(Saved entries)
= = = = =

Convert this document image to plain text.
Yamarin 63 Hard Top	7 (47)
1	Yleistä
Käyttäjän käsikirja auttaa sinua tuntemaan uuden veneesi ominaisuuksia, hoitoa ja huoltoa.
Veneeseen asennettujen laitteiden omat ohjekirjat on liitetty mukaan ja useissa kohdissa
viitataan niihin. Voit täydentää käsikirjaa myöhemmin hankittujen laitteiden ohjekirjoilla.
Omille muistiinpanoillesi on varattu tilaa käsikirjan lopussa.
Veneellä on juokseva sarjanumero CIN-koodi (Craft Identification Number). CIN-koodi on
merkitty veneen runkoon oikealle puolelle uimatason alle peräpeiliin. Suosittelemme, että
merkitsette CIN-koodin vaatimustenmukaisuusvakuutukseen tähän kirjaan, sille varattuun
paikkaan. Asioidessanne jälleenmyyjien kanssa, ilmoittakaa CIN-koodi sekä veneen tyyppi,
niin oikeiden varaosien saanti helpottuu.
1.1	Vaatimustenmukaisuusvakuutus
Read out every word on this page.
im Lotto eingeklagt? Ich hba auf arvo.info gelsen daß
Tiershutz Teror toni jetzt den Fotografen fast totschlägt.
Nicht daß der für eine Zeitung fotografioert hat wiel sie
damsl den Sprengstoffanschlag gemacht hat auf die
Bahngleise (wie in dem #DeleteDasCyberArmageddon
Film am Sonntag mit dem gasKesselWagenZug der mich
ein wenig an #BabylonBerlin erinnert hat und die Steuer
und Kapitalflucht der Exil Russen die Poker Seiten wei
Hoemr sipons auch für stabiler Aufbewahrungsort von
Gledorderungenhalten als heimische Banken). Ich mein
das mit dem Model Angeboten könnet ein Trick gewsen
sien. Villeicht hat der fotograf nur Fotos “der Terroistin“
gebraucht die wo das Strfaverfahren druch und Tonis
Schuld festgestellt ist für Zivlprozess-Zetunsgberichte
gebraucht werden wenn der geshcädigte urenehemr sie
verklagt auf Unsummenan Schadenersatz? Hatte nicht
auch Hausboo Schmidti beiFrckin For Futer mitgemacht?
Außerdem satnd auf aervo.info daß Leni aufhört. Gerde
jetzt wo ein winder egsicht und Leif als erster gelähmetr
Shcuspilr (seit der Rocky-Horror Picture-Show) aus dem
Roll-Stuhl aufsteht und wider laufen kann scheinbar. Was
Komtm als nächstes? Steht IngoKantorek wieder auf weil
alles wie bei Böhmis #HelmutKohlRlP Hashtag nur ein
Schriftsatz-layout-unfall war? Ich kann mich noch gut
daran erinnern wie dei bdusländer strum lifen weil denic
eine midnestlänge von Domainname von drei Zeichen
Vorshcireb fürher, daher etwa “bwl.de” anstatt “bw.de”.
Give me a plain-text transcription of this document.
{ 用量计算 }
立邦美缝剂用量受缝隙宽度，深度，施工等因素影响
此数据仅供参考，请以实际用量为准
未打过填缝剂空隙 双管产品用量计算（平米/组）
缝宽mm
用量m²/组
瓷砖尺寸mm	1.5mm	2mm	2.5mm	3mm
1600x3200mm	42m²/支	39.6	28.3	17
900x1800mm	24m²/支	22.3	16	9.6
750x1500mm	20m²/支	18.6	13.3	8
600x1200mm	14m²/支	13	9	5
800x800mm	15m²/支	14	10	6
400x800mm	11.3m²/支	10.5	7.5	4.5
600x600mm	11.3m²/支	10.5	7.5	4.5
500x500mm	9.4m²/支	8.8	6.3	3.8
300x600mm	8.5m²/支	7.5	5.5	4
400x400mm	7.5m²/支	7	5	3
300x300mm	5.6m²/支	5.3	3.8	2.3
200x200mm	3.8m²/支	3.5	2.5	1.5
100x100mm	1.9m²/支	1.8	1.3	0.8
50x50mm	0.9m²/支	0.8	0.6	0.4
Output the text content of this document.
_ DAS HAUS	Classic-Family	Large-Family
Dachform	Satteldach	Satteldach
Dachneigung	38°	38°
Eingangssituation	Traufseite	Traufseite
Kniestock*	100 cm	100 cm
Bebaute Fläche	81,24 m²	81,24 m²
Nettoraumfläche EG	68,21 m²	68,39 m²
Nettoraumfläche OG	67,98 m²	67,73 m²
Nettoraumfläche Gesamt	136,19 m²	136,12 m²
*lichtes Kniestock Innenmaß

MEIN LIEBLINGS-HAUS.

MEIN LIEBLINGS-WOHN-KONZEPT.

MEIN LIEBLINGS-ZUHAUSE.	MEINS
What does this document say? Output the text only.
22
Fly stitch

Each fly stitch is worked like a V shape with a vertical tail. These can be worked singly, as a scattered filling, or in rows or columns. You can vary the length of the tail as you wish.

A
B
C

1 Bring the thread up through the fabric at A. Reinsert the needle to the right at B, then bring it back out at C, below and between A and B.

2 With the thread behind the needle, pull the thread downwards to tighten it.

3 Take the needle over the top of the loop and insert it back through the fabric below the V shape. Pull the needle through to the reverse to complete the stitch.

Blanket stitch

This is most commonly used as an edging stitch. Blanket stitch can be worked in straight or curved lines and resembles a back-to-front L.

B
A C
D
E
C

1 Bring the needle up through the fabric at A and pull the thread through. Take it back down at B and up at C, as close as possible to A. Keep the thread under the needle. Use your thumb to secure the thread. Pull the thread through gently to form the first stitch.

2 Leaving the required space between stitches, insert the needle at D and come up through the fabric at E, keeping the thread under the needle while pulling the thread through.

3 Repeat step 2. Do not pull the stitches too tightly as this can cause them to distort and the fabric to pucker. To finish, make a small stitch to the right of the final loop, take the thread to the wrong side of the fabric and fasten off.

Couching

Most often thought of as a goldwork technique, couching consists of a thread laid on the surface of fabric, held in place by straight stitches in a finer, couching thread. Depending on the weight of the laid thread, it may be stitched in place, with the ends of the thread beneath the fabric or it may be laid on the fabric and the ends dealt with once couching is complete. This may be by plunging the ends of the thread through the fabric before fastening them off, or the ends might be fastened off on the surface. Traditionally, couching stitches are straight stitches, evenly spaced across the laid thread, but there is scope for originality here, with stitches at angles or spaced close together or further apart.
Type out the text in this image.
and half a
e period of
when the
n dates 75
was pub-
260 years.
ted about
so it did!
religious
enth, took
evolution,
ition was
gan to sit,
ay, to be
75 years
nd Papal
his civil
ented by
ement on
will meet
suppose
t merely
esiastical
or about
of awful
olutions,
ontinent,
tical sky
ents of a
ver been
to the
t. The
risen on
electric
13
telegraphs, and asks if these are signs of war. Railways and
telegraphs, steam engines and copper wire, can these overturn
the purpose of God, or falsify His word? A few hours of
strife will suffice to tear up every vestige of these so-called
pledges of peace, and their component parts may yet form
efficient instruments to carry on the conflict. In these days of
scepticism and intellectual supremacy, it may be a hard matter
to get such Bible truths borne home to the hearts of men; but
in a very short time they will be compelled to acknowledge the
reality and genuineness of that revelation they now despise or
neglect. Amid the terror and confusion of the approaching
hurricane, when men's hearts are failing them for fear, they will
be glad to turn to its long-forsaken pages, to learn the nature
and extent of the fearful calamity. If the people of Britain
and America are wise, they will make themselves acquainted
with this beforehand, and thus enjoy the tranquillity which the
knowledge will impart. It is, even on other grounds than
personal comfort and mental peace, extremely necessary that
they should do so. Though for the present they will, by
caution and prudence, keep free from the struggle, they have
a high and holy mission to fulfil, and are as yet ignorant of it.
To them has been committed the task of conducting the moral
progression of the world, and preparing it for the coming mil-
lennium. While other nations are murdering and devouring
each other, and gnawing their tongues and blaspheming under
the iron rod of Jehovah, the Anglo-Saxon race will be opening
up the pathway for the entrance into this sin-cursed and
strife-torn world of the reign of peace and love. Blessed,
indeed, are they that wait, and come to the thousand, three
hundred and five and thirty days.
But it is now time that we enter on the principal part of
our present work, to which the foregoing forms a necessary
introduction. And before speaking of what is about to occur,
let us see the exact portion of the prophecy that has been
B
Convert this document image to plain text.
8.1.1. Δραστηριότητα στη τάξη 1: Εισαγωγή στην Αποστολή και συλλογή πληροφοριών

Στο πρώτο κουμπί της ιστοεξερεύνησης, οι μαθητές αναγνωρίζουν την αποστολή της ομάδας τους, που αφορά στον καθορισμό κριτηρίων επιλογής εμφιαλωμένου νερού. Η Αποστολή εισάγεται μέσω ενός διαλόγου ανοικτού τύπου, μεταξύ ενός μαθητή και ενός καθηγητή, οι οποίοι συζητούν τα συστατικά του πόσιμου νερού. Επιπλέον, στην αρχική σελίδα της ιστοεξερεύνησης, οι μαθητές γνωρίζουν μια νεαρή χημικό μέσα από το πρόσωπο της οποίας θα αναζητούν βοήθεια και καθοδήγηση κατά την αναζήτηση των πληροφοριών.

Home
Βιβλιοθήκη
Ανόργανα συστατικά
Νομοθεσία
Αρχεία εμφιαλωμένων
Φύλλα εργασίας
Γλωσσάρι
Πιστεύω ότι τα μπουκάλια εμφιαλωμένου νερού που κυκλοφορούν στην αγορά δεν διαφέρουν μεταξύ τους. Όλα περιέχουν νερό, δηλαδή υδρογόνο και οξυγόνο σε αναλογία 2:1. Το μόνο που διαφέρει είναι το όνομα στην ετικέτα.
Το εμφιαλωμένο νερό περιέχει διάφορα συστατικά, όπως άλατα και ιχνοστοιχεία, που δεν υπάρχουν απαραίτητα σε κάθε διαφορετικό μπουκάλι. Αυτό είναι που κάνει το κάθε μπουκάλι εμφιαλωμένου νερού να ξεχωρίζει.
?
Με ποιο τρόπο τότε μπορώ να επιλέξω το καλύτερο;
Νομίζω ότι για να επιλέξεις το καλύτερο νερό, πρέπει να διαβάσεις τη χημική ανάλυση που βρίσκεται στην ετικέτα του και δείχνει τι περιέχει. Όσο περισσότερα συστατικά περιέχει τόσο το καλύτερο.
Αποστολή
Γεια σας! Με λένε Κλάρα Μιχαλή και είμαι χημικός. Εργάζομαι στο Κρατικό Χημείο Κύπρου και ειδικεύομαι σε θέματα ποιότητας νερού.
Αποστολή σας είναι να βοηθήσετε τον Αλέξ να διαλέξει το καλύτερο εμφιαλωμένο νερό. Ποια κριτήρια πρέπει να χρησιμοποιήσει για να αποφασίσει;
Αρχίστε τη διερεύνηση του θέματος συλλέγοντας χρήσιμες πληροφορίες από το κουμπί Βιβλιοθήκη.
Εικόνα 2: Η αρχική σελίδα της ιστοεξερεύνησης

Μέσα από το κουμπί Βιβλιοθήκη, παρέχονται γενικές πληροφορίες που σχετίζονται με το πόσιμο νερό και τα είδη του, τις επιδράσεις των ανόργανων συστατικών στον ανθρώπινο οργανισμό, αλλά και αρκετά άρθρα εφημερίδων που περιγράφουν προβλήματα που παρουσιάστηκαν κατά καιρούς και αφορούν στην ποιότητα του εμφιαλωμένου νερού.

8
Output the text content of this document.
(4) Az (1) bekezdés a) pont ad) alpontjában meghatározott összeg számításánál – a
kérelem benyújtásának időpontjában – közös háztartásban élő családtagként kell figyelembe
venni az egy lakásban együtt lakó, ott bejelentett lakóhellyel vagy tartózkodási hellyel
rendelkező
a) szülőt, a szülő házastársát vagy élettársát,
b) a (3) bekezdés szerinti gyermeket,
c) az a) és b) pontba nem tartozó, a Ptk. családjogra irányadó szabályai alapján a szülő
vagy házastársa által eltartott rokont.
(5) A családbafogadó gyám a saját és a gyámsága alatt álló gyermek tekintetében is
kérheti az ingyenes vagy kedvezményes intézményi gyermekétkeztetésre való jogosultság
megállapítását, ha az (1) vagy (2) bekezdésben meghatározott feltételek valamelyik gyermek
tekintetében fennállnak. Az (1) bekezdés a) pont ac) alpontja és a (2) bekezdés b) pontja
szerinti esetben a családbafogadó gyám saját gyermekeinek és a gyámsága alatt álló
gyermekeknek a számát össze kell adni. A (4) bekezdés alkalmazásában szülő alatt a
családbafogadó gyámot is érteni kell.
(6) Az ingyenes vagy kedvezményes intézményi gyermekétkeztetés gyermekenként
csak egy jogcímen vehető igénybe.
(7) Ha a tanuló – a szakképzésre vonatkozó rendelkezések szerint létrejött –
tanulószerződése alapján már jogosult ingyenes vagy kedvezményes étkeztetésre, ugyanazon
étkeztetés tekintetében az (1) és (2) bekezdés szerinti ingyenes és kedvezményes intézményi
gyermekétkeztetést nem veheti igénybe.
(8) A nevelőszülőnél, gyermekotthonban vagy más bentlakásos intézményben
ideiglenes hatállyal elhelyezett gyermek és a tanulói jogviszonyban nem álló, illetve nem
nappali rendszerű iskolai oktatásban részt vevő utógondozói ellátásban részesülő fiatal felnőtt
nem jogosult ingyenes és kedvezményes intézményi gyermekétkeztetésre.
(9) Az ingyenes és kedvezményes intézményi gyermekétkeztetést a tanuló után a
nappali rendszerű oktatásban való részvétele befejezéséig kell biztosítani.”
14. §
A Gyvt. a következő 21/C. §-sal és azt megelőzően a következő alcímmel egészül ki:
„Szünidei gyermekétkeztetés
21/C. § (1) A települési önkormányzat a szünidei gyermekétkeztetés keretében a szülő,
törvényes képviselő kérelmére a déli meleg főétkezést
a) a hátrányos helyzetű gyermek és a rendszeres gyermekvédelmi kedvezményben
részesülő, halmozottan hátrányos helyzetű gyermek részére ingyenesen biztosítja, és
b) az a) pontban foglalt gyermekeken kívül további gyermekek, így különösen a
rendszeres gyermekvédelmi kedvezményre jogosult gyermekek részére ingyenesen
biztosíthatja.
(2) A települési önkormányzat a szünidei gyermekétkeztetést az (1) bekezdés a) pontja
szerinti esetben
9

= = = = =

▶ **GIVEN PROBLEM**
Copy the lines from the entries above in which the word "Βιβλιοθήκη" appears.

▶ **SOLUTION FOR THIS EXERCISE**
Βιβλιοθήκη
Αρχίστε τη διερεύνηση του θέματος συλλέγοντας χρήσιμες πληροφορίες από το κουμπί Βιβλιοθήκη.
Μέσα από το κουμπί Βιβλιοθήκη, παρέχονται γενικές πληροφορίες που σχετίζονται με το πόσιμο νερό και τα είδη του, τις επιδράσεις των ανόργανων συστατικών στον ανθρώπινο οργανισμό, αλλά και αρκετά άρθρα εφημερίδων που περιγράφουν προβλήματα που παρουσιάστηκαν κατά καιρούς και αφορούν στην ποιότητα του εμφιαλωμένου νερού.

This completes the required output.